(A run of records)
★ ★ ★ ★

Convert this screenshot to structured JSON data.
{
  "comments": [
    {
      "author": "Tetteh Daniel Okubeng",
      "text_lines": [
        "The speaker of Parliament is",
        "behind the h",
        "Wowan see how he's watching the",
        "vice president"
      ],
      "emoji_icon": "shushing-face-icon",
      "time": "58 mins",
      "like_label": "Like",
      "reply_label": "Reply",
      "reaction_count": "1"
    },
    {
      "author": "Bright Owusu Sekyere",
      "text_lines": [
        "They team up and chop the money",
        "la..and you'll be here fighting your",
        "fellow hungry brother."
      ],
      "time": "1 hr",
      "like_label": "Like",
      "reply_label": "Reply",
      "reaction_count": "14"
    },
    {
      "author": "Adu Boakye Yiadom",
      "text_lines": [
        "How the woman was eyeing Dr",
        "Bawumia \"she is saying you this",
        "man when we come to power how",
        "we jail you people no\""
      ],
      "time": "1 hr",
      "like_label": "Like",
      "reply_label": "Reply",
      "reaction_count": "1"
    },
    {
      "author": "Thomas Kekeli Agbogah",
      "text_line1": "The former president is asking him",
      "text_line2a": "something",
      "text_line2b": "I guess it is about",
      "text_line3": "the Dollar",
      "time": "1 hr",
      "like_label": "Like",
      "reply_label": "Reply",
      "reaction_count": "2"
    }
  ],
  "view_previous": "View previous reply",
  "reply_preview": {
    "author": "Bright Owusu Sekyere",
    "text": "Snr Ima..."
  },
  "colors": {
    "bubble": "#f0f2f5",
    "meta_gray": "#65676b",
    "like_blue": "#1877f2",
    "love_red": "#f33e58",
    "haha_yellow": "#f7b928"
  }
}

★ ★ ★ ★

▸ **Exercise brief**: Reproduce each line verbatim.

▸ **Exercise answer**:
Convert this screenshot to structured JSON data.
{
  "comments": [
    {
      "author": "Tetteh Daniel Okubeng",
      "text_lines": [
        "The speaker of Parliament is",
        "behind the h",
        "Wowan see how he's watching the",
        "vice president"
      ],
      "emoji_icon": "shushing-face-icon",
      "time": "58 mins",
      "like_label": "Like",
      "reply_label": "Reply",
      "reaction_count": "1"
    },
    {
      "author": "Bright Owusu Sekyere",
      "text_lines": [
        "They team up and chop the money",
        "la..and you'll be here fighting your",
        "fellow hungry brother."
      ],
      "time": "1 hr",
      "like_label": "Like",
      "reply_label": "Reply",
      "reaction_count": "14"
    },
    {
      "author": "Adu Boakye Yiadom",
      "text_lines": [
        "How the woman was eyeing Dr",
        "Bawumia \"she is saying you this",
        "man when we come to power how",
        "we jail you people no\""
      ],
      "time": "1 hr",
      "like_label": "Like",
      "reply_label": "Reply",
      "reaction_count": "1"
    },
    {
      "author": "Thomas Kekeli Agbogah",
      "text_line1": "The former president is asking him",
      "text_line2a": "something",
      "text_line2b": "I guess it is about",
      "text_line3": "the Dollar",
      "time": "1 hr",
      "like_label": "Like",
      "reply_label": "Reply",
      "reaction_count": "2"
    }
  ],
  "view_previous": "View previous reply",
  "reply_preview": {
    "author": "Bright Owusu Sekyere",
    "text": "Snr Ima..."
  },
  "colors": {
    "bubble": "#f0f2f5",
    "meta_gray": "#65676b",
    "like_blue": "#1877f2",
    "love_red": "#f33e58",
    "haha_yellow": "#f7b928"
  }
}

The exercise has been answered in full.